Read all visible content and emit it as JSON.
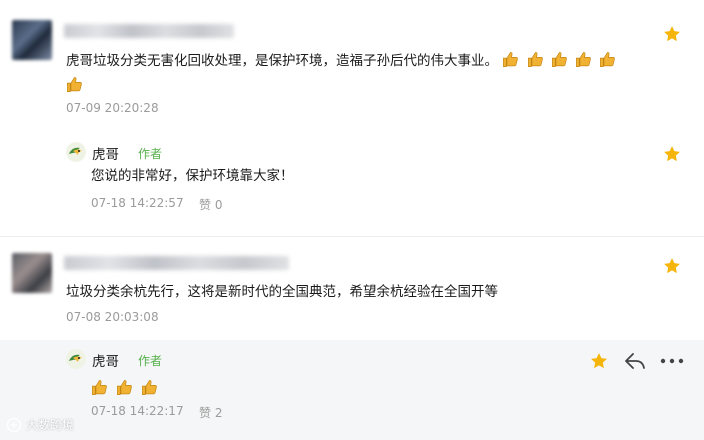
{
  "comments": [
    {
      "text": "虎哥垃圾分类无害化回收处理，是保护环境，造福子孙后代的伟大事业。",
      "reaction_icons": [
        "thumbs-up-icon",
        "thumbs-up-icon",
        "thumbs-up-icon",
        "thumbs-up-icon",
        "thumbs-up-icon",
        "thumbs-up-icon"
      ],
      "time": "07-09 20:20:28",
      "reply": {
        "author": "虎哥",
        "badge": "作者",
        "text": "您说的非常好，保护环境靠大家！",
        "time": "07-18 14:22:57",
        "likes": "赞 0"
      }
    },
    {
      "text": "垃圾分类余杭先行，这将是新时代的全国典范，希望余杭经验在全国开等",
      "time": "07-08 20:03:08",
      "reply": {
        "author": "虎哥",
        "badge": "作者",
        "reaction_icons": [
          "thumbs-up-icon",
          "thumbs-up-icon",
          "thumbs-up-icon"
        ],
        "time": "07-18 14:22:17",
        "likes": "赞 2"
      }
    }
  ],
  "watermark": "大数跨境",
  "colors": {
    "star": "#f5b50a",
    "badge": "#55b04a",
    "meta": "#9b9b9b"
  }
}
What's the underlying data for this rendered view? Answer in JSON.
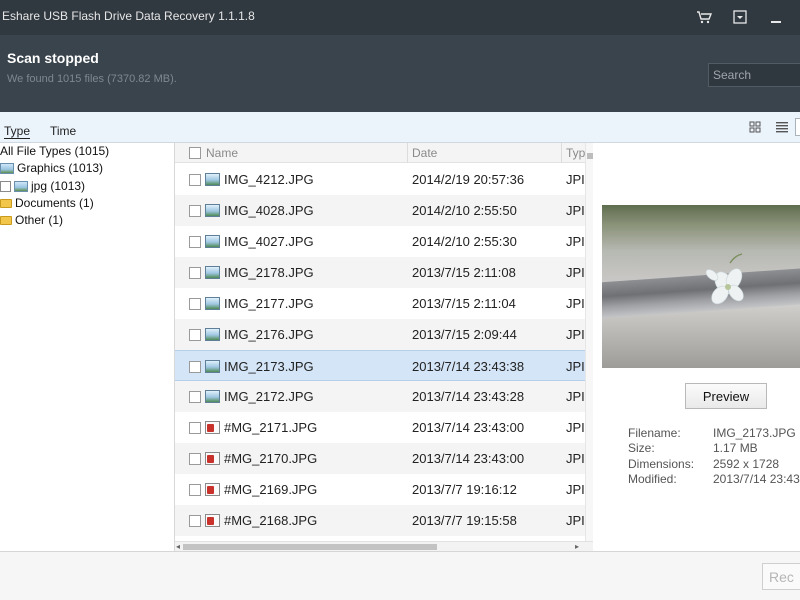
{
  "window": {
    "title": "Eshare USB Flash Drive Data Recovery 1.1.1.8",
    "icons": [
      "cart-icon",
      "dropdown-menu-icon",
      "minimize-icon"
    ]
  },
  "status": {
    "title": "Scan stopped",
    "subtitle": "We found 1015 files (7370.82 MB).",
    "search_placeholder": "Search"
  },
  "viewbar": {
    "tabs": [
      {
        "label": "Type",
        "active": true
      },
      {
        "label": "Time",
        "active": false
      }
    ],
    "icons": [
      "grid-view-icon",
      "list-view-icon",
      "detail-view-icon"
    ]
  },
  "tree": [
    {
      "label": "All File Types (1015)"
    },
    {
      "label": "Graphics (1013)"
    },
    {
      "label": "jpg (1013)"
    },
    {
      "label": "Documents (1)"
    },
    {
      "label": "Other (1)"
    }
  ],
  "filelist": {
    "columns": [
      "Name",
      "Date",
      "Typ"
    ],
    "rows": [
      {
        "name": "IMG_4212.JPG",
        "date": "2014/2/19 20:57:36",
        "type": "JPI",
        "icon": "image",
        "selected": false
      },
      {
        "name": "IMG_4028.JPG",
        "date": "2014/2/10 2:55:50",
        "type": "JPI",
        "icon": "image",
        "selected": false
      },
      {
        "name": "IMG_4027.JPG",
        "date": "2014/2/10 2:55:30",
        "type": "JPI",
        "icon": "image",
        "selected": false
      },
      {
        "name": "IMG_2178.JPG",
        "date": "2013/7/15 2:11:08",
        "type": "JPI",
        "icon": "image",
        "selected": false
      },
      {
        "name": "IMG_2177.JPG",
        "date": "2013/7/15 2:11:04",
        "type": "JPI",
        "icon": "image",
        "selected": false
      },
      {
        "name": "IMG_2176.JPG",
        "date": "2013/7/15 2:09:44",
        "type": "JPI",
        "icon": "image",
        "selected": false
      },
      {
        "name": "IMG_2173.JPG",
        "date": "2013/7/14 23:43:38",
        "type": "JPI",
        "icon": "image",
        "selected": true
      },
      {
        "name": "IMG_2172.JPG",
        "date": "2013/7/14 23:43:28",
        "type": "JPI",
        "icon": "image",
        "selected": false
      },
      {
        "name": "#MG_2171.JPG",
        "date": "2013/7/14 23:43:00",
        "type": "JPI",
        "icon": "deleted",
        "selected": false
      },
      {
        "name": "#MG_2170.JPG",
        "date": "2013/7/14 23:43:00",
        "type": "JPI",
        "icon": "deleted",
        "selected": false
      },
      {
        "name": "#MG_2169.JPG",
        "date": "2013/7/7 19:16:12",
        "type": "JPI",
        "icon": "deleted",
        "selected": false
      },
      {
        "name": "#MG_2168.JPG",
        "date": "2013/7/7 19:15:58",
        "type": "JPI",
        "icon": "deleted",
        "selected": false
      }
    ]
  },
  "preview": {
    "button_label": "Preview",
    "meta": [
      {
        "label": "Filename:",
        "value": "IMG_2173.JPG"
      },
      {
        "label": "Size:",
        "value": "1.17 MB"
      },
      {
        "label": "Dimensions:",
        "value": "2592 x 1728"
      },
      {
        "label": "Modified:",
        "value": "2013/7/14 23:43"
      }
    ]
  },
  "footer": {
    "recover_label": "Rec"
  }
}
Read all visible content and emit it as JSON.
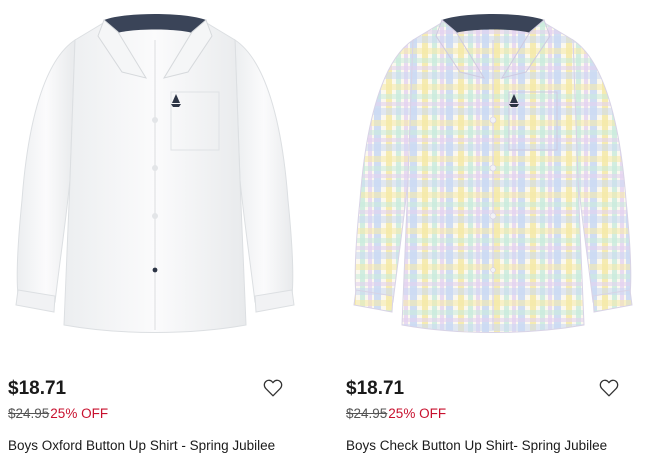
{
  "colors": {
    "discount": "#c8102e",
    "text": "#1a1a1a",
    "old_price": "#555555"
  },
  "products": [
    {
      "price": "$18.71",
      "old_price": "$24.95",
      "discount": "25% OFF",
      "title": "Boys Oxford Button Up Shirt - Spring Jubilee",
      "favorite_icon": "heart-outline-icon"
    },
    {
      "price": "$18.71",
      "old_price": "$24.95",
      "discount": "25% OFF",
      "title": "Boys Check Button Up Shirt- Spring Jubilee",
      "favorite_icon": "heart-outline-icon"
    }
  ]
}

* GIVEN PROBLEM: Nothing in the entries should change as you copy them, except that the pictures are left out.

* TASK ANSWER:
Read all visible content and emit it as JSON.
{
  "comments": [
    {
      "text": "虎哥垃圾分类无害化回收处理，是保护环境，造福子孙后代的伟大事业。",
      "reaction_icons": [
        "thumbs-up-icon",
        "thumbs-up-icon",
        "thumbs-up-icon",
        "thumbs-up-icon",
        "thumbs-up-icon",
        "thumbs-up-icon"
      ],
      "time": "07-09 20:20:28",
      "reply": {
        "author": "虎哥",
        "badge": "作者",
        "text": "您说的非常好，保护环境靠大家！",
        "time": "07-18 14:22:57",
        "likes": "赞 0"
      }
    },
    {
      "text": "垃圾分类余杭先行，这将是新时代的全国典范，希望余杭经验在全国开等",
      "time": "07-08 20:03:08",
      "reply": {
        "author": "虎哥",
        "badge": "作者",
        "reaction_icons": [
          "thumbs-up-icon",
          "thumbs-up-icon",
          "thumbs-up-icon"
        ],
        "time": "07-18 14:22:17",
        "likes": "赞 2"
      }
    }
  ],
  "watermark": "大数跨境",
  "colors": {
    "star": "#f5b50a",
    "badge": "#55b04a",
    "meta": "#9b9b9b"
  }
}
What's the underlying data for this rendered view? Answer in JSON.
{
  "window": {
    "title": "Eshare USB Flash Drive Data Recovery 1.1.1.8",
    "icons": [
      "cart-icon",
      "dropdown-menu-icon",
      "minimize-icon"
    ]
  },
  "status": {
    "title": "Scan stopped",
    "subtitle": "We found 1015 files (7370.82 MB).",
    "search_placeholder": "Search"
  },
  "viewbar": {
    "tabs": [
      {
        "label": "Type",
        "active": true
      },
      {
        "label": "Time",
        "active": false
      }
    ],
    "icons": [
      "grid-view-icon",
      "list-view-icon",
      "detail-view-icon"
    ]
  },
  "tree": [
    {
      "label": "All File Types (1015)"
    },
    {
      "label": "Graphics (1013)"
    },
    {
      "label": "jpg (1013)"
    },
    {
      "label": "Documents (1)"
    },
    {
      "label": "Other (1)"
    }
  ],
  "filelist": {
    "columns": [
      "Name",
      "Date",
      "Typ"
    ],
    "rows": [
      {
        "name": "IMG_4212.JPG",
        "date": "2014/2/19 20:57:36",
        "type": "JPI",
        "icon": "image",
        "selected": false
      },
      {
        "name": "IMG_4028.JPG",
        "date": "2014/2/10 2:55:50",
        "type": "JPI",
        "icon": "image",
        "selected": false
      },
      {
        "name": "IMG_4027.JPG",
        "date": "2014/2/10 2:55:30",
        "type": "JPI",
        "icon": "image",
        "selected": false
      },
      {
        "name": "IMG_2178.JPG",
        "date": "2013/7/15 2:11:08",
        "type": "JPI",
        "icon": "image",
        "selected": false
      },
      {
        "name": "IMG_2177.JPG",
        "date": "2013/7/15 2:11:04",
        "type": "JPI",
        "icon": "image",
        "selected": false
      },
      {
        "name": "IMG_2176.JPG",
        "date": "2013/7/15 2:09:44",
        "type": "JPI",
        "icon": "image",
        "selected": false
      },
      {
        "name": "IMG_2173.JPG",
        "date": "2013/7/14 23:43:38",
        "type": "JPI",
        "icon": "image",
        "selected": true
      },
      {
        "name": "IMG_2172.JPG",
        "date": "2013/7/14 23:43:28",
        "type": "JPI",
        "icon": "image",
        "selected": false
      },
      {
        "name": "#MG_2171.JPG",
        "date": "2013/7/14 23:43:00",
        "type": "JPI",
        "icon": "deleted",
        "selected": false
      },
      {
        "name": "#MG_2170.JPG",
        "date": "2013/7/14 23:43:00",
        "type": "JPI",
        "icon": "deleted",
        "selected": false
      },
      {
        "name": "#MG_2169.JPG",
        "date": "2013/7/7 19:16:12",
        "type": "JPI",
        "icon": "deleted",
        "selected": false
      },
      {
        "name": "#MG_2168.JPG",
        "date": "2013/7/7 19:15:58",
        "type": "JPI",
        "icon": "deleted",
        "selected": false
      }
    ]
  },
  "preview": {
    "button_label": "Preview",
    "meta": [
      {
        "label": "Filename:",
        "value": "IMG_2173.JPG"
      },
      {
        "label": "Size:",
        "value": "1.17 MB"
      },
      {
        "label": "Dimensions:",
        "value": "2592 x 1728"
      },
      {
        "label": "Modified:",
        "value": "2013/7/14 23:43"
      }
    ]
  },
  "footer": {
    "recover_label": "Rec"
  }
}
Read all visible content and emit it as JSON.
{
  "colors": {
    "discount": "#c8102e",
    "text": "#1a1a1a",
    "old_price": "#555555"
  },
  "products": [
    {
      "price": "$18.71",
      "old_price": "$24.95",
      "discount": "25% OFF",
      "title": "Boys Oxford Button Up Shirt - Spring Jubilee",
      "favorite_icon": "heart-outline-icon"
    },
    {
      "price": "$18.71",
      "old_price": "$24.95",
      "discount": "25% OFF",
      "title": "Boys Check Button Up Shirt- Spring Jubilee",
      "favorite_icon": "heart-outline-icon"
    }
  ]
}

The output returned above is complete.